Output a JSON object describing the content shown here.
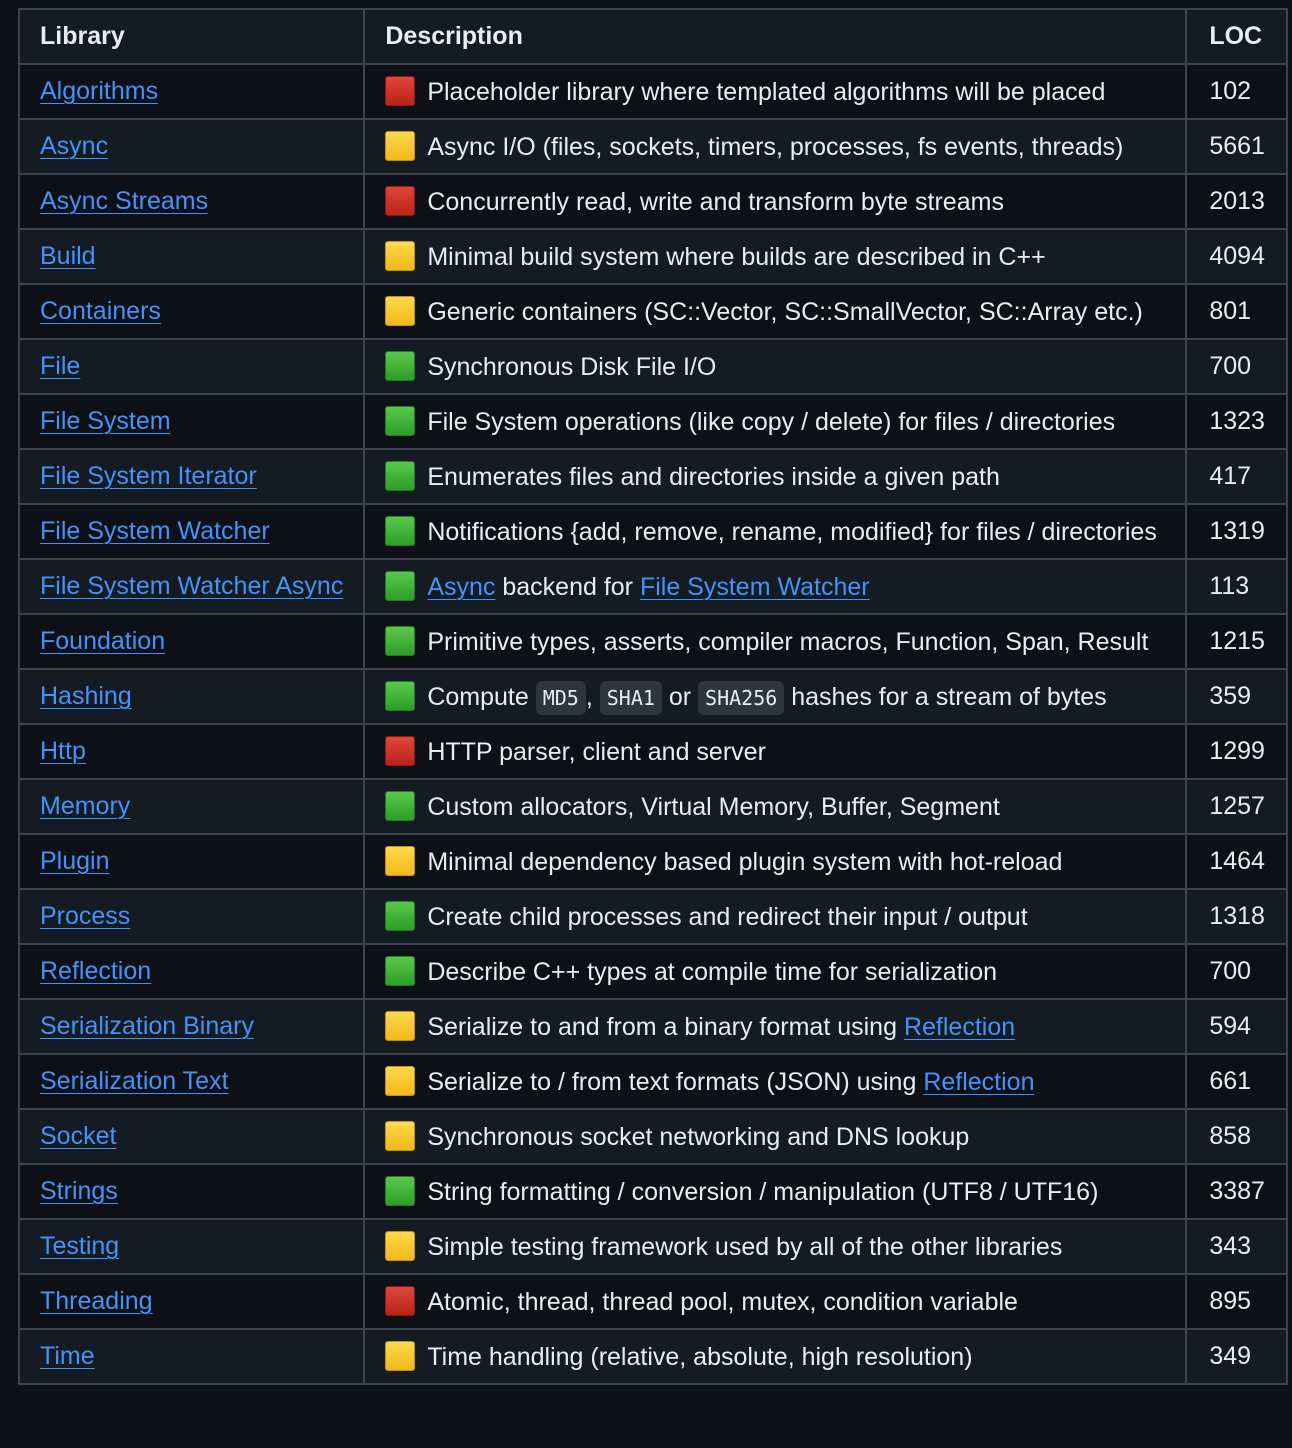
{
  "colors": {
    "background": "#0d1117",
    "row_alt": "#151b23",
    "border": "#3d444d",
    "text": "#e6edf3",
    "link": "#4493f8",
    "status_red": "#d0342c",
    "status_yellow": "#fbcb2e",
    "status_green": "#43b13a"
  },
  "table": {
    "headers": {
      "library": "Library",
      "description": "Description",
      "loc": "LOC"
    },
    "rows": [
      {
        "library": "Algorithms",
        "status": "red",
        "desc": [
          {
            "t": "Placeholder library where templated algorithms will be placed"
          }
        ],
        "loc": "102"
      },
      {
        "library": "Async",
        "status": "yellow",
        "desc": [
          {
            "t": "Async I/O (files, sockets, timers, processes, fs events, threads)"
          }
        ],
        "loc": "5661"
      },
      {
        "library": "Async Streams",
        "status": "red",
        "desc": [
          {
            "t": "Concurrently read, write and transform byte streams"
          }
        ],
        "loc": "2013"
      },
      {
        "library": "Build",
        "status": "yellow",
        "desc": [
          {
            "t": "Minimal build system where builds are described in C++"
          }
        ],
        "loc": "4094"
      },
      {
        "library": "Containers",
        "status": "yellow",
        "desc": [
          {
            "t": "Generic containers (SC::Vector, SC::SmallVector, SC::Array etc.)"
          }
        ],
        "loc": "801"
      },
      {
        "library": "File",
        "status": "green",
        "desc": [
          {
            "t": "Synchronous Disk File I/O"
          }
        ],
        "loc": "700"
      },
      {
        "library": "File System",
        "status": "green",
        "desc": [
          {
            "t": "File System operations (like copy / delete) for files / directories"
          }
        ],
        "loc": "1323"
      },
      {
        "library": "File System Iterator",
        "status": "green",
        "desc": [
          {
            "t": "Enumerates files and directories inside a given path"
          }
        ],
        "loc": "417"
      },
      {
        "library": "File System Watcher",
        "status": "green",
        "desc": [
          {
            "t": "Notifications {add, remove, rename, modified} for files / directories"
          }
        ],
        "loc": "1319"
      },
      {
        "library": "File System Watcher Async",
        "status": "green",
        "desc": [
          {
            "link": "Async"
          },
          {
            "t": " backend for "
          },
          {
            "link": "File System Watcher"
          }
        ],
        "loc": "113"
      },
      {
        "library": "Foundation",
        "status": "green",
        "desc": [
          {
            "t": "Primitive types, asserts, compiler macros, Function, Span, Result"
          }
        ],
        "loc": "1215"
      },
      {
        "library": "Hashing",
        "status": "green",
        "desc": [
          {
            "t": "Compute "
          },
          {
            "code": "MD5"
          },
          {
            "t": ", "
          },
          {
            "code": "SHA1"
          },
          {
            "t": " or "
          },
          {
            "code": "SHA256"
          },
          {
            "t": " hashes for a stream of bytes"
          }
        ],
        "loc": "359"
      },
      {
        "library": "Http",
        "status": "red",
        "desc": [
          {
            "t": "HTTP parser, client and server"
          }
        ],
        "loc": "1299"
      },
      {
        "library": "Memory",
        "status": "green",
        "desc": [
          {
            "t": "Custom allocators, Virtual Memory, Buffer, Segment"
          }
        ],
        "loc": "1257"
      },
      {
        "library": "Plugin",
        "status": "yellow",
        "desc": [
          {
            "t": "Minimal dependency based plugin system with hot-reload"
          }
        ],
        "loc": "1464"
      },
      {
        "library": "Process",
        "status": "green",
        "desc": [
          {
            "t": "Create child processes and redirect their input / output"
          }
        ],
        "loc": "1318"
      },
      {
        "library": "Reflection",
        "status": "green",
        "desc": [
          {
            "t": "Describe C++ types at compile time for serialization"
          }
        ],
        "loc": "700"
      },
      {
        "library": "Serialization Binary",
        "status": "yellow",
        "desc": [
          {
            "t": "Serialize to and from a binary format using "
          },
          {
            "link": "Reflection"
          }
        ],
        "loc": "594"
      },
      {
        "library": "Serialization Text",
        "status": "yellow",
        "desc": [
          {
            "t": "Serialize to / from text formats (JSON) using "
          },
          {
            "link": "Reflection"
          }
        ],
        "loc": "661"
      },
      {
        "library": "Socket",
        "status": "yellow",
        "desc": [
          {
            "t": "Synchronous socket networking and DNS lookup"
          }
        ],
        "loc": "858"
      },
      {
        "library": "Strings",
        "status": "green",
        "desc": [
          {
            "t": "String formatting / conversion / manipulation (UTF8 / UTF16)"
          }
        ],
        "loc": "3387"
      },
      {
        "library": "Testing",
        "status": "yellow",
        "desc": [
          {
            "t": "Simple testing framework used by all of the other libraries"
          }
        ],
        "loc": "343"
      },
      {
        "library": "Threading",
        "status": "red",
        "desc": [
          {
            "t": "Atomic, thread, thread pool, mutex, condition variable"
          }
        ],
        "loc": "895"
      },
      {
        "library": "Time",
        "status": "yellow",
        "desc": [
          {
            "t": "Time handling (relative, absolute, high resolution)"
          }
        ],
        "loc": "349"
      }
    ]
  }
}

# # # #

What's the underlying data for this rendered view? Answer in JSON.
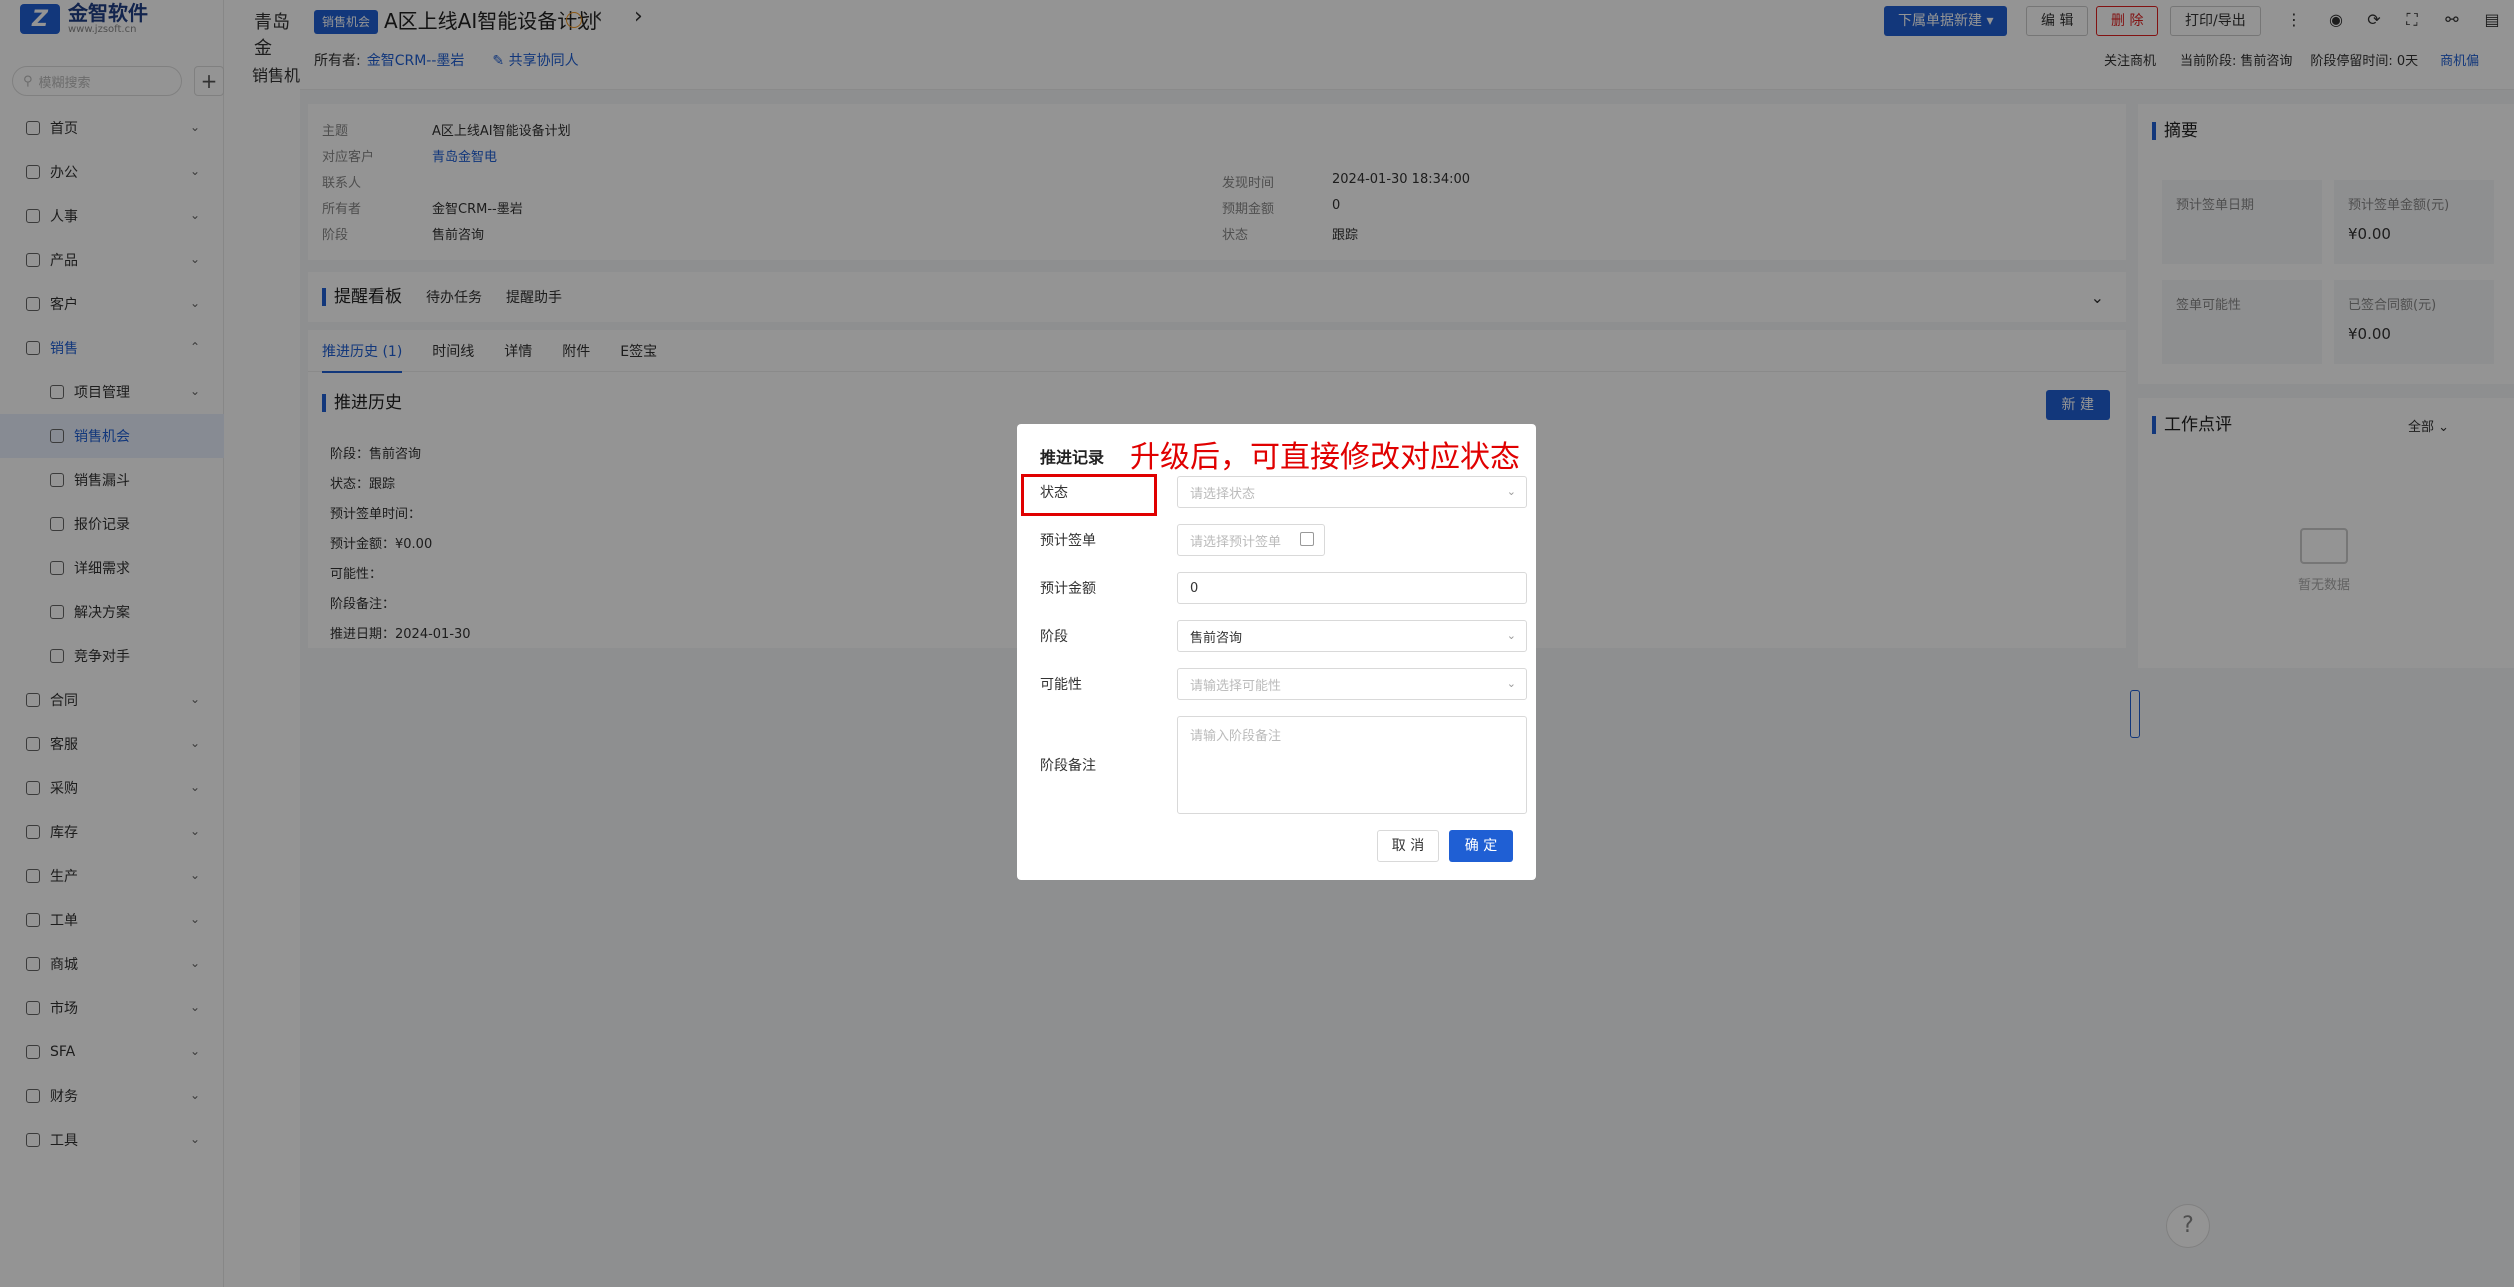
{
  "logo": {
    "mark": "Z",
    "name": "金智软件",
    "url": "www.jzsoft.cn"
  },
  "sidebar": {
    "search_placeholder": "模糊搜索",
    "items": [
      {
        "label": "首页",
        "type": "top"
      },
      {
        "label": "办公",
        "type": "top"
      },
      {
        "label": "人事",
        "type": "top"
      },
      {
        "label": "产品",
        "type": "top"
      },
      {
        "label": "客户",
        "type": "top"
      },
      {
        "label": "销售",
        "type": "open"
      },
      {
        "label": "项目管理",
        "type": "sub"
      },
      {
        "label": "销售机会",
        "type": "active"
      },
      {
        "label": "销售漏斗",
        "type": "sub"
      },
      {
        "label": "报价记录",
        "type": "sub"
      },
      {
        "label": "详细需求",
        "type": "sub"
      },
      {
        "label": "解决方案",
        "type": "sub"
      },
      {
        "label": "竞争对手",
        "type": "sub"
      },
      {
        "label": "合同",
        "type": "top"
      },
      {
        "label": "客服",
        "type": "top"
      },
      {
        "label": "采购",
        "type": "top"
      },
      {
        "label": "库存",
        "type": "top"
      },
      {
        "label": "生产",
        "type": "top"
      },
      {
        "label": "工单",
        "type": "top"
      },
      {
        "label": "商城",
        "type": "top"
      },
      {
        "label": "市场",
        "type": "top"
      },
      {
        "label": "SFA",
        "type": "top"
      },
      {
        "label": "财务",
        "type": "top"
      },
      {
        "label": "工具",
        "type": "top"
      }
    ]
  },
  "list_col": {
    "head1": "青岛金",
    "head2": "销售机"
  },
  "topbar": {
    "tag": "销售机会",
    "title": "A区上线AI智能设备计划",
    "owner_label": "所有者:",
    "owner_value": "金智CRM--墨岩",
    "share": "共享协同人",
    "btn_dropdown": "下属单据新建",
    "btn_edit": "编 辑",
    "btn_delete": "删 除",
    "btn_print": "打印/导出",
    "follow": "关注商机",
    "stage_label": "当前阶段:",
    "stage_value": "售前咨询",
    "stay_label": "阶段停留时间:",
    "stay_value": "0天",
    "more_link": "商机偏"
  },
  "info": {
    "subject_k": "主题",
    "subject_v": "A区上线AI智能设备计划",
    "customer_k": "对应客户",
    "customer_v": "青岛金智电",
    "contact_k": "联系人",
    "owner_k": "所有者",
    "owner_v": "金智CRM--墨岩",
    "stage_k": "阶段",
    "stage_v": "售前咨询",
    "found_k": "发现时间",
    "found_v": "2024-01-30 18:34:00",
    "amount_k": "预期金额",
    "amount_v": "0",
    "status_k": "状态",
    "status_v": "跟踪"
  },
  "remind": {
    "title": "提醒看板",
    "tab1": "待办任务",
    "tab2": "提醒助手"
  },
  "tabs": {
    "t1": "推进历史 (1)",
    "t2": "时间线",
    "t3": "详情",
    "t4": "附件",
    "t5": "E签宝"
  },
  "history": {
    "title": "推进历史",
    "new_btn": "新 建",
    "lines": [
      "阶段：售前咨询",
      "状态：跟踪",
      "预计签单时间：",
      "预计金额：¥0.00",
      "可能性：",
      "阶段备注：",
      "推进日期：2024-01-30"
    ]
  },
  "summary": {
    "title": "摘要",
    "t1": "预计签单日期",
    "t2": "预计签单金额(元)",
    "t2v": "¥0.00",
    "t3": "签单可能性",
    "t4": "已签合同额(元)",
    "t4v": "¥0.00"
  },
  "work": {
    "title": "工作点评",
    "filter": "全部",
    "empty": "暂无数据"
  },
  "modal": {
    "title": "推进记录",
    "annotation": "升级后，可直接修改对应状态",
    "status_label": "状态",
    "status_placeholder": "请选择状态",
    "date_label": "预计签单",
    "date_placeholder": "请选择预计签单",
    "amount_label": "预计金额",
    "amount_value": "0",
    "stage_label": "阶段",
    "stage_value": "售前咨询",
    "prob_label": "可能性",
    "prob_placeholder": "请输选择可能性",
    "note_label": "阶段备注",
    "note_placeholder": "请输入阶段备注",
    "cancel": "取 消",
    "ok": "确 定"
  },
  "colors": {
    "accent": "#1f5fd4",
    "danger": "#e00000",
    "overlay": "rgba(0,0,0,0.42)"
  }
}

# # # #

• _WHAT TO PRODUCE_
Pull out every line of the entries that includes the word "types".

• _SOLUTION_
            "t": "Primitive types, asserts, compiler macros, Function, Span, Result"
            "t": "Describe C++ types at compile time for serialization"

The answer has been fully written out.